What to produce = Gather all lines containing the string "Display" and copy them out.

---------- Listed records

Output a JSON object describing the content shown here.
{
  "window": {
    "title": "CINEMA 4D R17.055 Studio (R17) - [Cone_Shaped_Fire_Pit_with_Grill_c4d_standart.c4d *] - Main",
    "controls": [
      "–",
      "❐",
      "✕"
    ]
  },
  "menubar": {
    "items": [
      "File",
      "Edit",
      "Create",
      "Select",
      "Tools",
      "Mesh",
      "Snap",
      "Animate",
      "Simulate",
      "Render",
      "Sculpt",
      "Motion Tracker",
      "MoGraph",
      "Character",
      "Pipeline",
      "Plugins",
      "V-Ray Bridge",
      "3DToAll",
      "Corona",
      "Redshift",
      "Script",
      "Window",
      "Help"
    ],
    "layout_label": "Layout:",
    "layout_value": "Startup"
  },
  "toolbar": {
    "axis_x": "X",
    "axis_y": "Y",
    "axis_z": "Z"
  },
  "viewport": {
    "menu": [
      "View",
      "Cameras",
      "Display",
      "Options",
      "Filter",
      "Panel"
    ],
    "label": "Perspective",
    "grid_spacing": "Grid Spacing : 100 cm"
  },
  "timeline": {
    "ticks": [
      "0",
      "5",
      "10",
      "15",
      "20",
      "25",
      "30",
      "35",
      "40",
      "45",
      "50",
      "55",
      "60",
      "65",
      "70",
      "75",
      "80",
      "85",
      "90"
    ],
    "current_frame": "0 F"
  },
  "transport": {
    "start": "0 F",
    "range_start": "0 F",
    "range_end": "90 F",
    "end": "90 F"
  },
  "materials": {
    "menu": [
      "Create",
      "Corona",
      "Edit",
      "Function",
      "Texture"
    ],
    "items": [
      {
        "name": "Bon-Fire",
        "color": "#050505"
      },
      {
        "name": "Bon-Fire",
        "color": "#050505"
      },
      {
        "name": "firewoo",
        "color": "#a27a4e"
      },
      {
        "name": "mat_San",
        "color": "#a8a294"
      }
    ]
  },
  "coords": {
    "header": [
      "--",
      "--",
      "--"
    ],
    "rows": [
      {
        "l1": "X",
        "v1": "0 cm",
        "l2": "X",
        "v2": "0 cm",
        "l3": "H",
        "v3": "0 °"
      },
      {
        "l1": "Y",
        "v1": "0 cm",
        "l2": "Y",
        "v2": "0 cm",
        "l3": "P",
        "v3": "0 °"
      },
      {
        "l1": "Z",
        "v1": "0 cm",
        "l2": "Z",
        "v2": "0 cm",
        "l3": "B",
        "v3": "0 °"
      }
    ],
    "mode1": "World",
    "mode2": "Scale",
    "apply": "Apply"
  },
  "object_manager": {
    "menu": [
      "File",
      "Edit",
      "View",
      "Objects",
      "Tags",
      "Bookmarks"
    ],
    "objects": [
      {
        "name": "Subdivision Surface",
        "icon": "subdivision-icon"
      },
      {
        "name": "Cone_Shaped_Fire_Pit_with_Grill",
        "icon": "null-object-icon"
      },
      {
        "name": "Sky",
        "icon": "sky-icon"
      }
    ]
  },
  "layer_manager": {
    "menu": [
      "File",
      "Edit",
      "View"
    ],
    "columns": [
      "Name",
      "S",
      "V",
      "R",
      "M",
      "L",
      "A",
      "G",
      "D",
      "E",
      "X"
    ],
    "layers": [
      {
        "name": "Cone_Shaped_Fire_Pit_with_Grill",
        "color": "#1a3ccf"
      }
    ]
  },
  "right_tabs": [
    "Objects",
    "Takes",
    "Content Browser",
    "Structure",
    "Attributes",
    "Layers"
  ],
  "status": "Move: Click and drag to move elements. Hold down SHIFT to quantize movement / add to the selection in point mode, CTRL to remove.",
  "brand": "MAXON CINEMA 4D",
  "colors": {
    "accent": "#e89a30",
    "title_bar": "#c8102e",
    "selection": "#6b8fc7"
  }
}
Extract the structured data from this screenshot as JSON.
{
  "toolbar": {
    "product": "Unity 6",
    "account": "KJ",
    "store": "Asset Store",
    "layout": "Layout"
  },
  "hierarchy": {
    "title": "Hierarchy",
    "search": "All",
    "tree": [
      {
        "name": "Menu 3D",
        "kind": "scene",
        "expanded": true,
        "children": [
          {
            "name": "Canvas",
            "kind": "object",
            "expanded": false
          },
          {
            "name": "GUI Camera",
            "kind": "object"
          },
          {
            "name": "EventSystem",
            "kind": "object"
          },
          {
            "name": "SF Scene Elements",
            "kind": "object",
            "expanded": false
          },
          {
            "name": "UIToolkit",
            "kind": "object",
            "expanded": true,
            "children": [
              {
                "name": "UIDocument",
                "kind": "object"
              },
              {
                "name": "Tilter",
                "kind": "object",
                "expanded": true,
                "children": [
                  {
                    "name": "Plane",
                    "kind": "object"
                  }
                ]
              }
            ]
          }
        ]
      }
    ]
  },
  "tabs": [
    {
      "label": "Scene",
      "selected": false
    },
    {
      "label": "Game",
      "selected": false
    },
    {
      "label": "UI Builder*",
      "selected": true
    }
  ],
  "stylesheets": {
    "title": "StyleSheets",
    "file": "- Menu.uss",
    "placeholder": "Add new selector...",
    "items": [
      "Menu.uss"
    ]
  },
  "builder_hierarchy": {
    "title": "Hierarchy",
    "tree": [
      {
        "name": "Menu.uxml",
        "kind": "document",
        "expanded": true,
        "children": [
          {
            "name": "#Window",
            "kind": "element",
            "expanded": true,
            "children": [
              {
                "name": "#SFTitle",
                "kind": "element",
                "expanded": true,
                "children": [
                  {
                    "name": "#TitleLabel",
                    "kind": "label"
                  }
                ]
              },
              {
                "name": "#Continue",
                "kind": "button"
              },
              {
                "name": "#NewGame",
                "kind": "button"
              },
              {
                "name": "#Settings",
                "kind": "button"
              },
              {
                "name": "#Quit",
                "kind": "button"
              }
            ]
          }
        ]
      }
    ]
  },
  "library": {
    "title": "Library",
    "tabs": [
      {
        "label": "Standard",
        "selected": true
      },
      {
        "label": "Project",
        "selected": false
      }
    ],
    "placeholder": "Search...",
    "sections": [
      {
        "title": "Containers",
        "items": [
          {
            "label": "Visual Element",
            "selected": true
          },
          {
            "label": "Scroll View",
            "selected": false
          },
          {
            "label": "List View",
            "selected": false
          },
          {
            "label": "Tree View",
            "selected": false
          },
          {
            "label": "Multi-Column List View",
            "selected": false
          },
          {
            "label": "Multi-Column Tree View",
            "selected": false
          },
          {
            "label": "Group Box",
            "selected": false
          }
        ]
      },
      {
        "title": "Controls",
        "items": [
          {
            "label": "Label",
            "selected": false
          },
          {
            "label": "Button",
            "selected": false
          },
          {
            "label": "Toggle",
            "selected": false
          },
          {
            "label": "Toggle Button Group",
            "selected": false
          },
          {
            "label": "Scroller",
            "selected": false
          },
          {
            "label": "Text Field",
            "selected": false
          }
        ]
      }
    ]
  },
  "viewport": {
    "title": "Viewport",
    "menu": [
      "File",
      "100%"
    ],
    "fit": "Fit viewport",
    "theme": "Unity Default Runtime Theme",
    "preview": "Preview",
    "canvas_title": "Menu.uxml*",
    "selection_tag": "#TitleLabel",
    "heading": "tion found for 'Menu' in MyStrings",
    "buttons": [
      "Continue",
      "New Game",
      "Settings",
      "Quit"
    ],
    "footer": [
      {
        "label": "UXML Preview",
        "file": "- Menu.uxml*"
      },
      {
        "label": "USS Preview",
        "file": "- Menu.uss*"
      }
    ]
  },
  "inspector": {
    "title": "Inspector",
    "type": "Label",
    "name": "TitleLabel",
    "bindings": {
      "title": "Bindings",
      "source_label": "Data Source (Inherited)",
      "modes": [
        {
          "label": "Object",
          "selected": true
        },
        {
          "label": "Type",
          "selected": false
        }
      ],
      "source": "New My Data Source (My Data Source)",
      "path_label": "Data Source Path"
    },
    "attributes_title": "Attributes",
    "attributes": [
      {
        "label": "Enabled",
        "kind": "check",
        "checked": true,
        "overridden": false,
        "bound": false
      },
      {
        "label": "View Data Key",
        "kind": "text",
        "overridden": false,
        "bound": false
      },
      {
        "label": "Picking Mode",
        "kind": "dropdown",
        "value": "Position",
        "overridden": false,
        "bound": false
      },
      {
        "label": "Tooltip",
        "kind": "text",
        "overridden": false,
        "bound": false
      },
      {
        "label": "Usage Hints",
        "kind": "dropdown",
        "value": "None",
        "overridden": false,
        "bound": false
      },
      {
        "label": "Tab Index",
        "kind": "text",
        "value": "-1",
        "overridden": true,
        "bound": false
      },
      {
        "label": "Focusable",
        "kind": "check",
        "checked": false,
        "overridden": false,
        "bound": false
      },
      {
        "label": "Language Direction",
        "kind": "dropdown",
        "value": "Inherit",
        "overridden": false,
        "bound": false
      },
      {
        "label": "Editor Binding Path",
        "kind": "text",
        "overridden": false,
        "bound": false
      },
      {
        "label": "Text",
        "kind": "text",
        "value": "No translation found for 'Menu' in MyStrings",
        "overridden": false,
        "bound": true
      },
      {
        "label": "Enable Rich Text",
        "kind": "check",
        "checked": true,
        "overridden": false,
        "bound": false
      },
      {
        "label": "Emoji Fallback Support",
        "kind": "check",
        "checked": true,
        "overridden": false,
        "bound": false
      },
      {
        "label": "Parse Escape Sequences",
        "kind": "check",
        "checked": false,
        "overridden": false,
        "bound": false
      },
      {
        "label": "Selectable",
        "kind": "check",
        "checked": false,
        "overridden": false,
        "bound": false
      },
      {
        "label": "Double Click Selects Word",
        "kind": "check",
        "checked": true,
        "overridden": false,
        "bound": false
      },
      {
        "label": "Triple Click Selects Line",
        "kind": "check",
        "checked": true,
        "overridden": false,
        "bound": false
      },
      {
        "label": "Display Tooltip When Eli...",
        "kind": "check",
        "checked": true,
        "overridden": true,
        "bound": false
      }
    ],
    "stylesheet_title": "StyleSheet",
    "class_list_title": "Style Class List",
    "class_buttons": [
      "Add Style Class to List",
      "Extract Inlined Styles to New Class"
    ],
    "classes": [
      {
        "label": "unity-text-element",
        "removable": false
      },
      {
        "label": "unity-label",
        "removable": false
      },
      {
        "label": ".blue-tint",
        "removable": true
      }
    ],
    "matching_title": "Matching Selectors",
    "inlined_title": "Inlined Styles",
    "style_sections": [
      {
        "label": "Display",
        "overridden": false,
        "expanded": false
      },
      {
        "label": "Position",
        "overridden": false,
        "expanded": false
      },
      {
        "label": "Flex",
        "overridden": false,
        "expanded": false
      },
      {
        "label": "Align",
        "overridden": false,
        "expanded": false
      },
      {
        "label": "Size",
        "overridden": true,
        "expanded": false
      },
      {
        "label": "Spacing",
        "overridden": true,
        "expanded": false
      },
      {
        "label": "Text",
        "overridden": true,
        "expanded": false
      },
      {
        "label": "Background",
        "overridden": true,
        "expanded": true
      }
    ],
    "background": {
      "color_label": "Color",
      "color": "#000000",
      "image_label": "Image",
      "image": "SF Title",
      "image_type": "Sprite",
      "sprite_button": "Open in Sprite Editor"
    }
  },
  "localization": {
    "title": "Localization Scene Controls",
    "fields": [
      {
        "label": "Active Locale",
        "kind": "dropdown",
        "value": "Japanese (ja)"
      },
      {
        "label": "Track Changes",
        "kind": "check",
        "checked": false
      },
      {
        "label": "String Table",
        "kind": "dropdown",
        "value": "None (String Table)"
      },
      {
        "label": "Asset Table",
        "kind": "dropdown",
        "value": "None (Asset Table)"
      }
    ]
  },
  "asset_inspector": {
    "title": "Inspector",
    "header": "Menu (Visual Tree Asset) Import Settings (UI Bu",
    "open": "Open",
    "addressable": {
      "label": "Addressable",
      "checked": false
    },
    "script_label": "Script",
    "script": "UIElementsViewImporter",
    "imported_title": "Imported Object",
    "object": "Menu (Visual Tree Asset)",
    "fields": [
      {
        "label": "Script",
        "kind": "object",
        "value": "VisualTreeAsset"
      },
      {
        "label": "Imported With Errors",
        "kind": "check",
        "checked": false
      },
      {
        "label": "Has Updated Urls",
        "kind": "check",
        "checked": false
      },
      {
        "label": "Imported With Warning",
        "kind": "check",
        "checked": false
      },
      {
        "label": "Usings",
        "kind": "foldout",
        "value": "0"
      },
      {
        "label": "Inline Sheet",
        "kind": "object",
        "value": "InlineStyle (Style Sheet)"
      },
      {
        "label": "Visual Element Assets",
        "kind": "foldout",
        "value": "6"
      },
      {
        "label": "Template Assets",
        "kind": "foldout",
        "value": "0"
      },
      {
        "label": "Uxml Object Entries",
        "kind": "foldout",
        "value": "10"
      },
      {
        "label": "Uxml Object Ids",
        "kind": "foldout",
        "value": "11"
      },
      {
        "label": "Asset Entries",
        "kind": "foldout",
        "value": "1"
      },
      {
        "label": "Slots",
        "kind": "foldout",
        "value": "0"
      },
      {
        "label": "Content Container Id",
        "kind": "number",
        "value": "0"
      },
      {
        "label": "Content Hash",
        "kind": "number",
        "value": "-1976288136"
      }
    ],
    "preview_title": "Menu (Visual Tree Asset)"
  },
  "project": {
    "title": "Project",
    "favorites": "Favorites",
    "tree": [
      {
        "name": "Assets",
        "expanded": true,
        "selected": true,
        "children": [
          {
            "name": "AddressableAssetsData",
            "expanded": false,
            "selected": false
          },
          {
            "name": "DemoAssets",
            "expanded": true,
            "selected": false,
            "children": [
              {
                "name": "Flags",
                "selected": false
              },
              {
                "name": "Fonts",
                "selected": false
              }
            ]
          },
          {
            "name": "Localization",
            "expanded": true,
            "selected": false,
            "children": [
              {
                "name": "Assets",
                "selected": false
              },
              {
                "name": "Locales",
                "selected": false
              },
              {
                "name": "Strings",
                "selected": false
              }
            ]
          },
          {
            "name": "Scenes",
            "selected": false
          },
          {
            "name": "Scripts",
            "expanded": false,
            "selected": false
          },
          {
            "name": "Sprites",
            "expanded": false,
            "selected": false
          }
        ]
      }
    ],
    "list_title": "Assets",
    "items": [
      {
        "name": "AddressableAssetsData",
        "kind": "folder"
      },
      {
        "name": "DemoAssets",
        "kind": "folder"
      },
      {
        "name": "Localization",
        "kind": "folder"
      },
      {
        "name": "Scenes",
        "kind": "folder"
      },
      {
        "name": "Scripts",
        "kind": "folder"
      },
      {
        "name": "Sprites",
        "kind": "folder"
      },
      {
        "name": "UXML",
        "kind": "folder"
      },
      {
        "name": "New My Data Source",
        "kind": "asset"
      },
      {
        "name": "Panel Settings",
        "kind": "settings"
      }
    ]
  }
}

--------------------

Finished exercise =
      "Display",
        "label": "Display Tooltip When Eli...",
        "label": "Display",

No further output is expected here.